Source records
↓
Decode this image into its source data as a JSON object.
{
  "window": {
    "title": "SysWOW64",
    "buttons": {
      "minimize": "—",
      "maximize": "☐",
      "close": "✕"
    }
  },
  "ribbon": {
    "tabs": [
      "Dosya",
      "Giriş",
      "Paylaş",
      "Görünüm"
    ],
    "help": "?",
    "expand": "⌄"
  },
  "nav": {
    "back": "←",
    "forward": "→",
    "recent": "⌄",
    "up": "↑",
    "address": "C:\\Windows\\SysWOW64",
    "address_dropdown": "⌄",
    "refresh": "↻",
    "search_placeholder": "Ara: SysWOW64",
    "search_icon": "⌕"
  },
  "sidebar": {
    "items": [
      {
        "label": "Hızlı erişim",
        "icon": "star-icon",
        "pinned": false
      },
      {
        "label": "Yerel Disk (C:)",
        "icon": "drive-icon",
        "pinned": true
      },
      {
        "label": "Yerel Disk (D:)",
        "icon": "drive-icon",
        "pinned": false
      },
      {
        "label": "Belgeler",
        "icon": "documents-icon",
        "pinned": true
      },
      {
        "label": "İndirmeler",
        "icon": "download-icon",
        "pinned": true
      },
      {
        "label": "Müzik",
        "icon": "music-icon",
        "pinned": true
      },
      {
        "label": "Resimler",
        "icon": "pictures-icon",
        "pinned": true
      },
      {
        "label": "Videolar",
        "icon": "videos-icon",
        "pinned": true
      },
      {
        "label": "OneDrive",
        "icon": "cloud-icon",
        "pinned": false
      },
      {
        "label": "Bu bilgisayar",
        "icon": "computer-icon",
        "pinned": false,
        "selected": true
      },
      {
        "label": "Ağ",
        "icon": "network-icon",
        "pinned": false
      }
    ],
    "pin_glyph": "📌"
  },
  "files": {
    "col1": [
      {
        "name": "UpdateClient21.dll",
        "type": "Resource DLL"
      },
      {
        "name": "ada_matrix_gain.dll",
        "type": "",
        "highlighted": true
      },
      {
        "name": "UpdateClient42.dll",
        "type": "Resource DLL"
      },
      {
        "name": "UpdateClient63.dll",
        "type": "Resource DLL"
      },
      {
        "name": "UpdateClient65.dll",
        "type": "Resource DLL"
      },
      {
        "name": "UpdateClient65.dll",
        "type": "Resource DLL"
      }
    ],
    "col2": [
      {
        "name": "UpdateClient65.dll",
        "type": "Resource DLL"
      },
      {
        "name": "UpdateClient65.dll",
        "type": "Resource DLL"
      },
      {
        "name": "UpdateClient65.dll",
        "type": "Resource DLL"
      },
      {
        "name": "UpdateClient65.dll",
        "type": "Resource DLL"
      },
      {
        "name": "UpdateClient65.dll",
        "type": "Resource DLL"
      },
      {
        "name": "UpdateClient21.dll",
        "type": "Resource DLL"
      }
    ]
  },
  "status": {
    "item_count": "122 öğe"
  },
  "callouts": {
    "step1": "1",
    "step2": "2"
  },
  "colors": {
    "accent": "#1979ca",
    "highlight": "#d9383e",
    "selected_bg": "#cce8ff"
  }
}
↑
Give an exact copy of all the data shown above.

The result -
Decode this image into its source data as a JSON object.
{
  "window": {
    "title": "SysWOW64",
    "buttons": {
      "minimize": "—",
      "maximize": "☐",
      "close": "✕"
    }
  },
  "ribbon": {
    "tabs": [
      "Dosya",
      "Giriş",
      "Paylaş",
      "Görünüm"
    ],
    "help": "?",
    "expand": "⌄"
  },
  "nav": {
    "back": "←",
    "forward": "→",
    "recent": "⌄",
    "up": "↑",
    "address": "C:\\Windows\\SysWOW64",
    "address_dropdown": "⌄",
    "refresh": "↻",
    "search_placeholder": "Ara: SysWOW64",
    "search_icon": "⌕"
  },
  "sidebar": {
    "items": [
      {
        "label": "Hızlı erişim",
        "icon": "star-icon",
        "pinned": false
      },
      {
        "label": "Yerel Disk (C:)",
        "icon": "drive-icon",
        "pinned": true
      },
      {
        "label": "Yerel Disk (D:)",
        "icon": "drive-icon",
        "pinned": false
      },
      {
        "label": "Belgeler",
        "icon": "documents-icon",
        "pinned": true
      },
      {
        "label": "İndirmeler",
        "icon": "download-icon",
        "pinned": true
      },
      {
        "label": "Müzik",
        "icon": "music-icon",
        "pinned": true
      },
      {
        "label": "Resimler",
        "icon": "pictures-icon",
        "pinned": true
      },
      {
        "label": "Videolar",
        "icon": "videos-icon",
        "pinned": true
      },
      {
        "label": "OneDrive",
        "icon": "cloud-icon",
        "pinned": false
      },
      {
        "label": "Bu bilgisayar",
        "icon": "computer-icon",
        "pinned": false,
        "selected": true
      },
      {
        "label": "Ağ",
        "icon": "network-icon",
        "pinned": false
      }
    ],
    "pin_glyph": "📌"
  },
  "files": {
    "col1": [
      {
        "name": "UpdateClient21.dll",
        "type": "Resource DLL"
      },
      {
        "name": "ada_matrix_gain.dll",
        "type": "",
        "highlighted": true
      },
      {
        "name": "UpdateClient42.dll",
        "type": "Resource DLL"
      },
      {
        "name": "UpdateClient63.dll",
        "type": "Resource DLL"
      },
      {
        "name": "UpdateClient65.dll",
        "type": "Resource DLL"
      },
      {
        "name": "UpdateClient65.dll",
        "type": "Resource DLL"
      }
    ],
    "col2": [
      {
        "name": "UpdateClient65.dll",
        "type": "Resource DLL"
      },
      {
        "name": "UpdateClient65.dll",
        "type": "Resource DLL"
      },
      {
        "name": "UpdateClient65.dll",
        "type": "Resource DLL"
      },
      {
        "name": "UpdateClient65.dll",
        "type": "Resource DLL"
      },
      {
        "name": "UpdateClient65.dll",
        "type": "Resource DLL"
      },
      {
        "name": "UpdateClient21.dll",
        "type": "Resource DLL"
      }
    ]
  },
  "status": {
    "item_count": "122 öğe"
  },
  "callouts": {
    "step1": "1",
    "step2": "2"
  },
  "colors": {
    "accent": "#1979ca",
    "highlight": "#d9383e",
    "selected_bg": "#cce8ff"
  }
}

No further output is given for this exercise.